* Description of the task: Pull out every line from the listing that has the word "vars".

(Stored entries)
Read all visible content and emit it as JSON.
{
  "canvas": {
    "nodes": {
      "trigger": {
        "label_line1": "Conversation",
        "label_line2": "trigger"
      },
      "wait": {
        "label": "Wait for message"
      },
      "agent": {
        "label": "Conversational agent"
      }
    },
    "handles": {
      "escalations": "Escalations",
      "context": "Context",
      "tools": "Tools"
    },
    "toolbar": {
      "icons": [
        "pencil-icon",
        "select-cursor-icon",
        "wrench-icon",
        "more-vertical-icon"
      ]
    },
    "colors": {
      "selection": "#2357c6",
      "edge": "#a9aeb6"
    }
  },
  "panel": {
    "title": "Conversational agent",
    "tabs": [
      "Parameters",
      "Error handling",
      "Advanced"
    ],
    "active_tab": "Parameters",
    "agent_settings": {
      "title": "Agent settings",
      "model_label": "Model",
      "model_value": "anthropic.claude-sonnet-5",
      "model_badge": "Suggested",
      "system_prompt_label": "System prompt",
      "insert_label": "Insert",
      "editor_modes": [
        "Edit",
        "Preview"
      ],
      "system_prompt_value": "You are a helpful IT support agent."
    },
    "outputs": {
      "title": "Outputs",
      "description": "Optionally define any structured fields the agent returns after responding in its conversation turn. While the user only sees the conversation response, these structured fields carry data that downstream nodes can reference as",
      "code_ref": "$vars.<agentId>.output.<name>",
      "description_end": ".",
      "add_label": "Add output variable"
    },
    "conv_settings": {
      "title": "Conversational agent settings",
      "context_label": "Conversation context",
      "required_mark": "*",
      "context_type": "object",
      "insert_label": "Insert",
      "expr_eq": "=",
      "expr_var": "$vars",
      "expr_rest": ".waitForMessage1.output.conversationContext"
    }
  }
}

* Exercise solution:
      "code_ref": "$vars.<agentId>.output.<name>",
      "expr_var": "$vars",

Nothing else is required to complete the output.